— TEXT —
>>
# Company Banned Me for Life



## lostinberlin (Dec 27, 2021)

What kind of legal help should I seek? 

-------
Hi there - For several years, I've been a member of Factory Berlin.

I've had several weird experiences, including one time a security guard inappropriately holding me at the entrance of an event (I made no indication that I was going into the event and did have a ticket).

Most recently, I was banned for life after I tried to buy snacks about 5 minutes before closing time. I would have left on time if the guy at the front desk hadn't stopped me.

Anyways, I've had staff lie on other occassions and had to file a GDPR request. This is the second time I've had to deal with this stress, not to mention mail mishandling.

I definitely want to leave and switch to a new co-working space but also need to not be banned.

What sort of legal counsel should I seek?
<<
— WORK TO COMPLETE —
1. Collect every line of the records that contains the string "Extract", copying each one in full. Match case exactly.
2. Carry on the forum post about the lifetime co-working ban, picking up after its final line.

— TASK DATA —
>>
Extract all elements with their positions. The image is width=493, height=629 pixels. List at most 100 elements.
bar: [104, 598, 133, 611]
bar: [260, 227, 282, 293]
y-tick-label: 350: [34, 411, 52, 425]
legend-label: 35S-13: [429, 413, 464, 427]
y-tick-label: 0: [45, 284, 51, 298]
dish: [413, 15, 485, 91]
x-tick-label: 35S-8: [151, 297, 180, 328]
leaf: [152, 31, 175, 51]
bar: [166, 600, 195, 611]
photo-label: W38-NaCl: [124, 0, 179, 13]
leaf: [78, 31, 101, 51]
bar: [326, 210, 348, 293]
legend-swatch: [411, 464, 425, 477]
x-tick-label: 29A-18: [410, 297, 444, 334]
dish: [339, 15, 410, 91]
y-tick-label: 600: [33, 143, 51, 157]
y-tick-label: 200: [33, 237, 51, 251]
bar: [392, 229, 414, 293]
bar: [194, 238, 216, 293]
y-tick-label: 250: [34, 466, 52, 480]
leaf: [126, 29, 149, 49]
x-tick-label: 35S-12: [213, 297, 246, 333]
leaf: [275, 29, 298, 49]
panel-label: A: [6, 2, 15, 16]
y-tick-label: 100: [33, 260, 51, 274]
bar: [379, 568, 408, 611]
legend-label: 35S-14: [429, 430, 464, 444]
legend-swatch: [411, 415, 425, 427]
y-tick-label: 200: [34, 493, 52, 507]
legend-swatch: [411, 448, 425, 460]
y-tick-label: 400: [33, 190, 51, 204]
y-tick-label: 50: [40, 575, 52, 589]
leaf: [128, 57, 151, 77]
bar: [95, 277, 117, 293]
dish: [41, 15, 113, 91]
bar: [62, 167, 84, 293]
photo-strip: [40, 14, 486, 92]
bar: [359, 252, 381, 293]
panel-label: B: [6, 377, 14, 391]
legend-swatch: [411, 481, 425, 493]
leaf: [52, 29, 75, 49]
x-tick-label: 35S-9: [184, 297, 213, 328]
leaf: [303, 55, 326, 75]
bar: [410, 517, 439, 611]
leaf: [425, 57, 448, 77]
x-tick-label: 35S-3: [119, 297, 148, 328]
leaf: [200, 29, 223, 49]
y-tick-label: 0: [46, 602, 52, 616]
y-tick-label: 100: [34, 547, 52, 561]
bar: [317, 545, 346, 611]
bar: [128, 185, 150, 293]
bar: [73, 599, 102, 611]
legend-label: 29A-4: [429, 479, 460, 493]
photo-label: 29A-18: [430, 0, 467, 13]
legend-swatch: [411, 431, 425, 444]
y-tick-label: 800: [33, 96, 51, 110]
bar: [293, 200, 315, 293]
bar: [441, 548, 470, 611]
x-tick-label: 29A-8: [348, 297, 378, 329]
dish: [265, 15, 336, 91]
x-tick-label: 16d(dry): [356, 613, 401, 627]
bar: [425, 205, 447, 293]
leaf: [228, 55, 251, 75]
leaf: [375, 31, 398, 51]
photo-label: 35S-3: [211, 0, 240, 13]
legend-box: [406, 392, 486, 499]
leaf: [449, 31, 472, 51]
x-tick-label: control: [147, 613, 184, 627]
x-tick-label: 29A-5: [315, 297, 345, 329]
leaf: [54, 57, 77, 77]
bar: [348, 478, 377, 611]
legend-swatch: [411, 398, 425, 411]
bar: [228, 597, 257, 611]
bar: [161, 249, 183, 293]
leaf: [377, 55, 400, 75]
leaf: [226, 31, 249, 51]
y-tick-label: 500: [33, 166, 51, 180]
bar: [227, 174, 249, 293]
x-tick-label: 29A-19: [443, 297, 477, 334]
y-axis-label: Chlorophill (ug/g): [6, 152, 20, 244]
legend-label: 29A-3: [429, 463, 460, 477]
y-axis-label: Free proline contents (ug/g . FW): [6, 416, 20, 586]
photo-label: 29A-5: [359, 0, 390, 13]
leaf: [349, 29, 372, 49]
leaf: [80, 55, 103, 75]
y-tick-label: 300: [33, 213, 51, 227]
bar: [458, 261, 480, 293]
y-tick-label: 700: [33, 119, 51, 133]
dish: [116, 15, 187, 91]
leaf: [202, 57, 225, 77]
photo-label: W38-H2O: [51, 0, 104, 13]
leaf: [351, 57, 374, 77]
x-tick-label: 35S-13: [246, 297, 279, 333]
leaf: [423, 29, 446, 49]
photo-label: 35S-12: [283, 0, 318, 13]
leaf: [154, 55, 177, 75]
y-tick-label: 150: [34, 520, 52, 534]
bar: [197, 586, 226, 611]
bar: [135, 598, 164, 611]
<<
>>
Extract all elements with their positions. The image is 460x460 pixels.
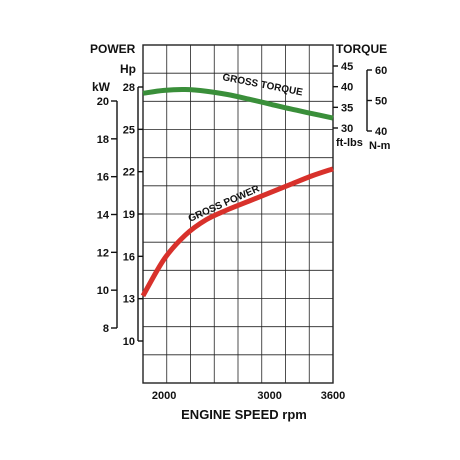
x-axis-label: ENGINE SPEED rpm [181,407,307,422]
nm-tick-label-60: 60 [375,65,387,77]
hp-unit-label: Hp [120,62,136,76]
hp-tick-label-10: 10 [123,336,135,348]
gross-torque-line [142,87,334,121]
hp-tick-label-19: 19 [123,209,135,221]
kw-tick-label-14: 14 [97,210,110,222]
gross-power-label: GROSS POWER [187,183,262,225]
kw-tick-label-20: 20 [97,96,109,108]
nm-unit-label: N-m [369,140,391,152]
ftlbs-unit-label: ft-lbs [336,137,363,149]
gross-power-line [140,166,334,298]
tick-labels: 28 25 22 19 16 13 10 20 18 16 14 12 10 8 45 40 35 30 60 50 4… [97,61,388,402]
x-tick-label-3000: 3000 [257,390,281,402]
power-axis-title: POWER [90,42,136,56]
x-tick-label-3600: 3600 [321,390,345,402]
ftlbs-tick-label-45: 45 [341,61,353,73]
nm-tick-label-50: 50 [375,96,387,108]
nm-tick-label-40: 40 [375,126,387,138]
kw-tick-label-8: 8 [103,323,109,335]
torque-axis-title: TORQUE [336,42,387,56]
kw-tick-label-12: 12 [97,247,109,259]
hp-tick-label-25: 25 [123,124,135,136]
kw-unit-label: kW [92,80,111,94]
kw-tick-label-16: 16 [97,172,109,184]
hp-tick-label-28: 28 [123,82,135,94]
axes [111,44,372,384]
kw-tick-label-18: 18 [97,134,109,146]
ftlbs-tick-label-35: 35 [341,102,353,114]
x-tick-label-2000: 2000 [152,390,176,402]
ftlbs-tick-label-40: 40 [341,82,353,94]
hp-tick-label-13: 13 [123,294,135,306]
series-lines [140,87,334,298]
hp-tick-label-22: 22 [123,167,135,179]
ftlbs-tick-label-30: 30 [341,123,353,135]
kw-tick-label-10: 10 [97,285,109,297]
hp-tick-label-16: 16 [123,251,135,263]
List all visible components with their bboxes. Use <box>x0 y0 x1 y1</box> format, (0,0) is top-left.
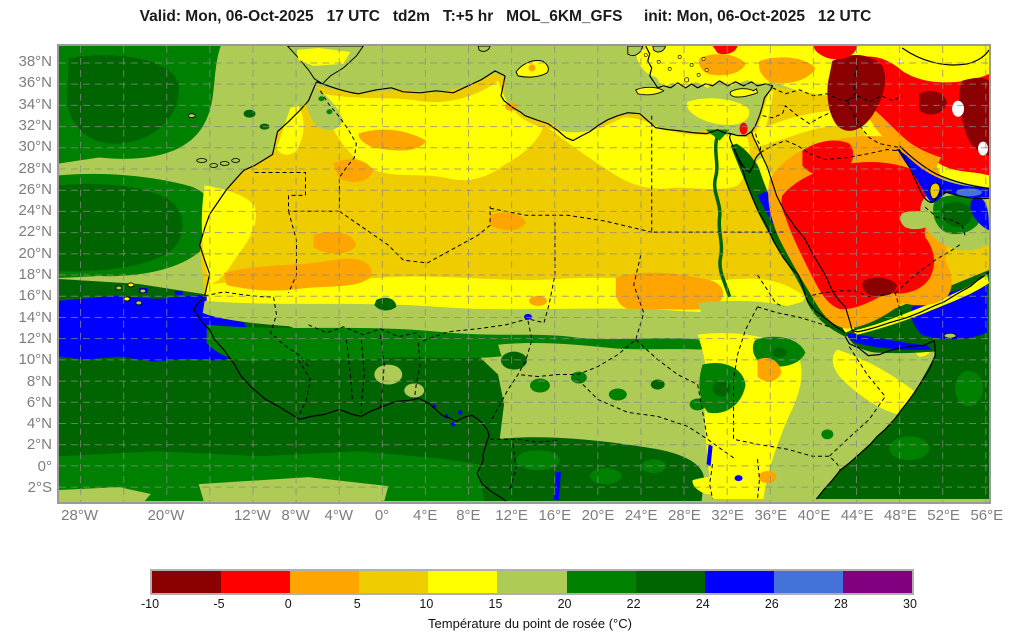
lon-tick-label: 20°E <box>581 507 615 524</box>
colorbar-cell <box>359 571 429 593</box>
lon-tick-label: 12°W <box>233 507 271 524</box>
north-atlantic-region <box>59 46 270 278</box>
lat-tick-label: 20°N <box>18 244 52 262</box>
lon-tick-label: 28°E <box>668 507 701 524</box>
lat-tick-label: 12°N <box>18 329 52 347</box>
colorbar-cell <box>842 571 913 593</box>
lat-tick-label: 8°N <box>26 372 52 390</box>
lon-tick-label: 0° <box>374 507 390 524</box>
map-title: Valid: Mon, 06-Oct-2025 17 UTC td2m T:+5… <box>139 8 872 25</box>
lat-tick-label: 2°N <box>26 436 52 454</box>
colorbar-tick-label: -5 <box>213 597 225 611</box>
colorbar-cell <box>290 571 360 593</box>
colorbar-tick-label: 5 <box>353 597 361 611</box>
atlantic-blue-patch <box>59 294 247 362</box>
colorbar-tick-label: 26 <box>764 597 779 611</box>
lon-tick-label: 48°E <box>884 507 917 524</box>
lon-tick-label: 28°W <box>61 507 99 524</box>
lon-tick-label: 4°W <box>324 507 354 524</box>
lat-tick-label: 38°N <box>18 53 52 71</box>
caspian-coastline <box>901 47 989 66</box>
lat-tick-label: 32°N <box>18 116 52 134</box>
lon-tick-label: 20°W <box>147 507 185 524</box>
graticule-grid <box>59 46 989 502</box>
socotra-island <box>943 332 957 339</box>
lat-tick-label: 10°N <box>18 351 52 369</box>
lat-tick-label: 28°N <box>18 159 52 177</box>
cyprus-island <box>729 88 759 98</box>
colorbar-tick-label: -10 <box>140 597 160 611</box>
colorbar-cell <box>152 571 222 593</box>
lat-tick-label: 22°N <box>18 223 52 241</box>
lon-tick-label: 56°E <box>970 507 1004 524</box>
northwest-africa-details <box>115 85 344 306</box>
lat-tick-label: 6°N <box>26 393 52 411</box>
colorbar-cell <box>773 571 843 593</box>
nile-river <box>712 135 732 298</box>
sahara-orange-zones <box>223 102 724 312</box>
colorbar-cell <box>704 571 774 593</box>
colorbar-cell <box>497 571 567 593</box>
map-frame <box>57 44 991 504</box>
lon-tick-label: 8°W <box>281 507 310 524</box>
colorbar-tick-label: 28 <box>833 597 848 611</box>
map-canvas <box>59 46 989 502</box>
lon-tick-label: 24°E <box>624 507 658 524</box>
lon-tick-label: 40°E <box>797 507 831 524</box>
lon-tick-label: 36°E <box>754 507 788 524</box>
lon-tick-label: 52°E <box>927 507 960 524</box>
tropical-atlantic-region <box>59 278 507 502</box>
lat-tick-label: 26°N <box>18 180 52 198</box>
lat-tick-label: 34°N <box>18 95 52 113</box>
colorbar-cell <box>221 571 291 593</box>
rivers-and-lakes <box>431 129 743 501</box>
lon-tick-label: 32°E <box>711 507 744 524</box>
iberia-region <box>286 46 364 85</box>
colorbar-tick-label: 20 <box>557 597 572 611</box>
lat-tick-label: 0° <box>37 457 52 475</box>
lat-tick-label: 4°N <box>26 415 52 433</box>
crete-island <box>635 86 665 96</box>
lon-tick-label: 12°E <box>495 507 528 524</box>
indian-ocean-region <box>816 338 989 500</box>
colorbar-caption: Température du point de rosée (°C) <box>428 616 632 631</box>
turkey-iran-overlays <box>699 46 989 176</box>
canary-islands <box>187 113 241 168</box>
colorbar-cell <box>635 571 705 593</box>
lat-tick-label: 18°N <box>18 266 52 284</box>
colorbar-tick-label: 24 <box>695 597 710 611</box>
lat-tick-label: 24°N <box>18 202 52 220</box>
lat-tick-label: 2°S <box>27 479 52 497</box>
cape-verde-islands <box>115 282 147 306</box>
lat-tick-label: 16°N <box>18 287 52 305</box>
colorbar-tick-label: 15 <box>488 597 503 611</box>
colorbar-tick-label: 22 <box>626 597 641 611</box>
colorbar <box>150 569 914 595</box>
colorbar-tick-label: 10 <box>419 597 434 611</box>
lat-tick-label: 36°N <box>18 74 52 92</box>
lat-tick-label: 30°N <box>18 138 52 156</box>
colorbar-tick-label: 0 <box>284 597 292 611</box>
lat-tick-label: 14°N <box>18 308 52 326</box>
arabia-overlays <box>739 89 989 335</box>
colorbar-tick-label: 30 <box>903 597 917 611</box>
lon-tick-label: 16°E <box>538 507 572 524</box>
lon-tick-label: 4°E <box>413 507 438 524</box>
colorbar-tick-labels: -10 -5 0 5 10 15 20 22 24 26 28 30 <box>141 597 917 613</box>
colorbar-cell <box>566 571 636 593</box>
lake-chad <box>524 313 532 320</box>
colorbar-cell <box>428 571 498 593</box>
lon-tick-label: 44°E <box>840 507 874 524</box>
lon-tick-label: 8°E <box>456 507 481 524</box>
<<
>>
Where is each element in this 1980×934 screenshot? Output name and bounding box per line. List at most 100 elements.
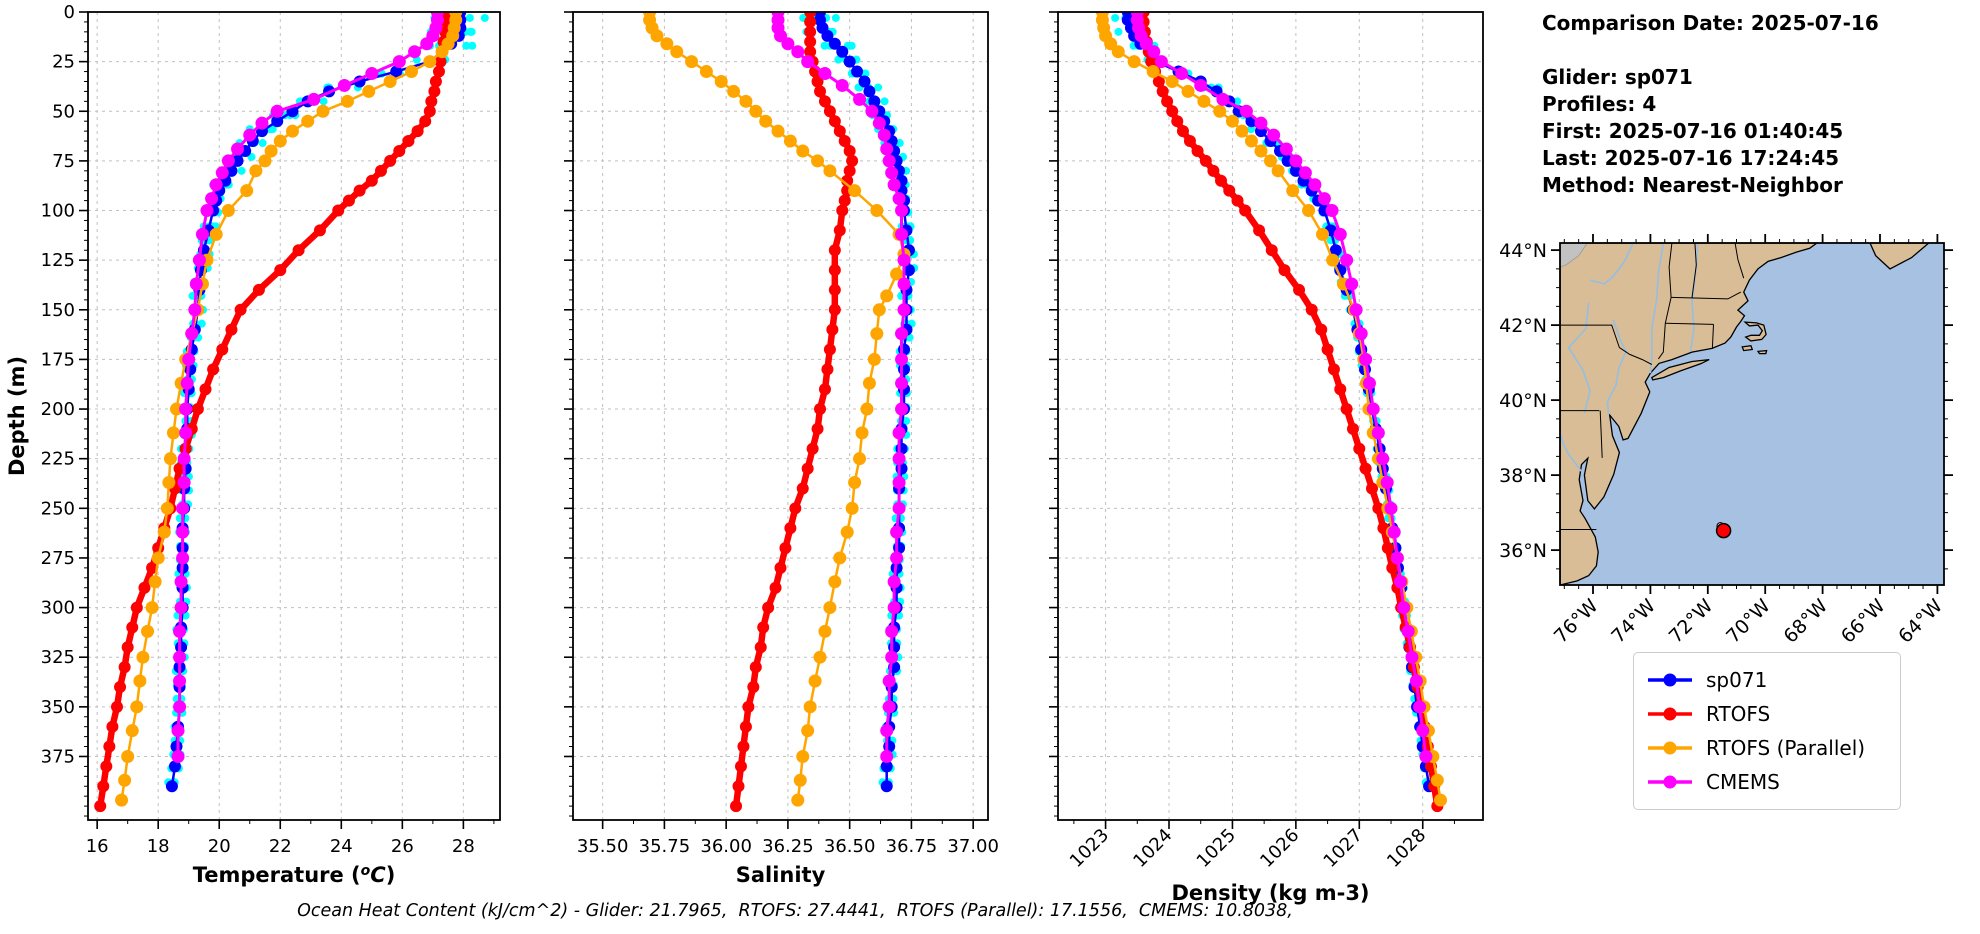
<<
— RESPONSES PER TASK —
1.
Extract all elements with their positions. The image is width=493, height=629 pixels. List at most 100 elements.
Extract all elements with their positions. The image is 460x460 pixels.

2.
----------



## ALKB (Jan 20, 2012)

lostinberlin said:


> What kind of legal help should I seek?
> 
> -------
> Hi there - For several years, I've been a member of Factory Berlin.
> ...


I don't think I really understand the situation.

The way you describe it, I wonder why you stayed in that place for so long. Good riddance?

Why does it matter whether you are banned or not?

If you want to bring a civil suit against them, you'll need to talk to a lawyer


----------



## Nononymous (Jul 12, 2011)

At this point let's all take a moment to enjoy the excellence of the word "Hausverbot".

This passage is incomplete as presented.